[Extracted records]
* * *

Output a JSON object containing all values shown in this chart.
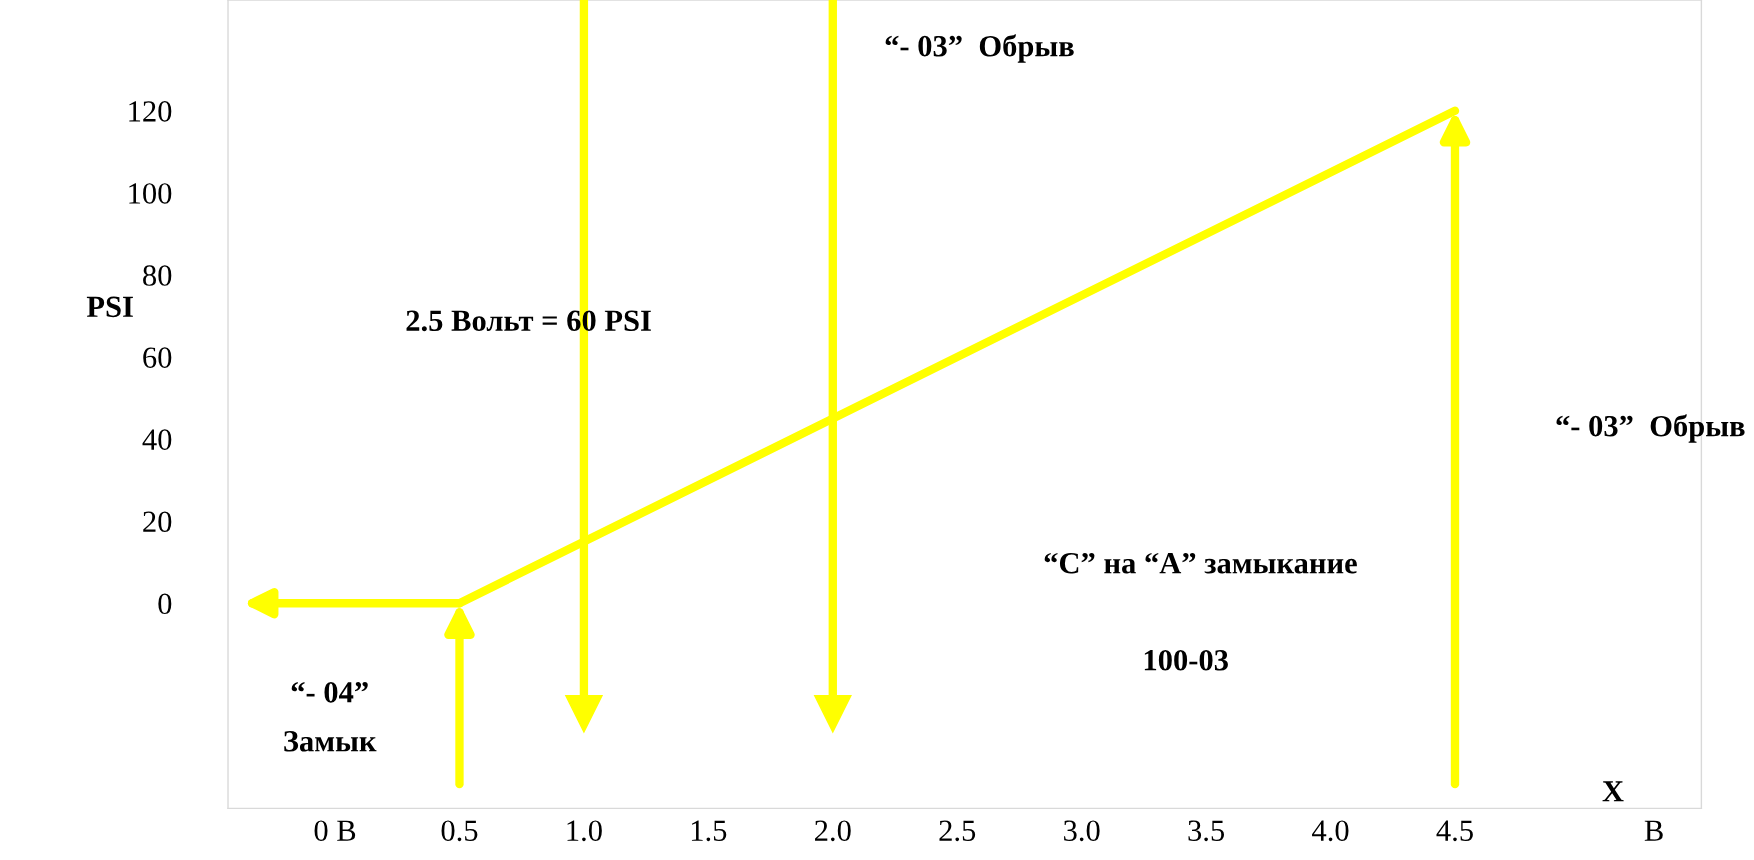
{
  "chart_data": {
    "type": "line",
    "series": [
      {
        "color": "#ffff00",
        "x": [
          0.5,
          4.5
        ],
        "values": [
          0,
          120
        ]
      }
    ],
    "xlim": [
      -0.43,
      5.49
    ],
    "ylim": [
      -50,
      147
    ],
    "xticks": [
      {
        "value": 0,
        "label": "0 B"
      },
      0.5,
      {
        "value": 1,
        "label": "1.0"
      },
      1.5,
      {
        "value": 2,
        "label": "2.0"
      },
      2.5,
      {
        "value": 3,
        "label": "3.0"
      },
      3.5,
      {
        "value": 4,
        "label": "4.0"
      },
      4.5,
      {
        "value": 5.3,
        "label": "B"
      }
    ],
    "yticks": [
      0,
      20,
      40,
      60,
      80,
      100,
      120
    ],
    "ylabel": "PSI",
    "xlabel": "X",
    "marker": "none",
    "line_style": "solid",
    "ref_lines": [
      {
        "axis": "x",
        "value": 1.0,
        "color": "#ffff00"
      },
      {
        "axis": "x",
        "value": 2.0,
        "color": "#ffff00"
      }
    ],
    "annotations": [
      "“- 03”  Обрыв",
      "2.5 Вольт = 60 PSI",
      "“- 03”  Обрыв",
      "“С” на “А” замыкание",
      "100-03",
      "“- 04”\nЗамык"
    ]
  }
}
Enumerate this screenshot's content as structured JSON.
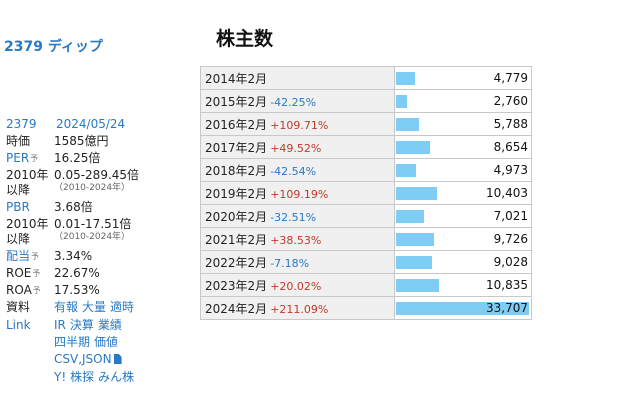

* * *

### [EXERCISE]
Leave out the pictures and output the rest of the material exactly as written.

### [FINISHED TASK]
Output a JSON object containing all values shown in this chart.
{
  "chart_data": {
    "type": "line",
    "series": [
      {
        "color": "#ffff00",
        "x": [
          0.5,
          4.5
        ],
        "values": [
          0,
          120
        ]
      }
    ],
    "xlim": [
      -0.43,
      5.49
    ],
    "ylim": [
      -50,
      147
    ],
    "xticks": [
      {
        "value": 0,
        "label": "0 B"
      },
      0.5,
      {
        "value": 1,
        "label": "1.0"
      },
      1.5,
      {
        "value": 2,
        "label": "2.0"
      },
      2.5,
      {
        "value": 3,
        "label": "3.0"
      },
      3.5,
      {
        "value": 4,
        "label": "4.0"
      },
      4.5,
      {
        "value": 5.3,
        "label": "B"
      }
    ],
    "yticks": [
      0,
      20,
      40,
      60,
      80,
      100,
      120
    ],
    "ylabel": "PSI",
    "xlabel": "X",
    "marker": "none",
    "line_style": "solid",
    "ref_lines": [
      {
        "axis": "x",
        "value": 1.0,
        "color": "#ffff00"
      },
      {
        "axis": "x",
        "value": 2.0,
        "color": "#ffff00"
      }
    ],
    "annotations": [
      "“- 03”  Обрыв",
      "2.5 Вольт = 60 PSI",
      "“- 03”  Обрыв",
      "“С” на “А” замыкание",
      "100-03",
      "“- 04”\nЗамык"
    ]
  }
}
Enumerate this screenshot's content as structured JSON.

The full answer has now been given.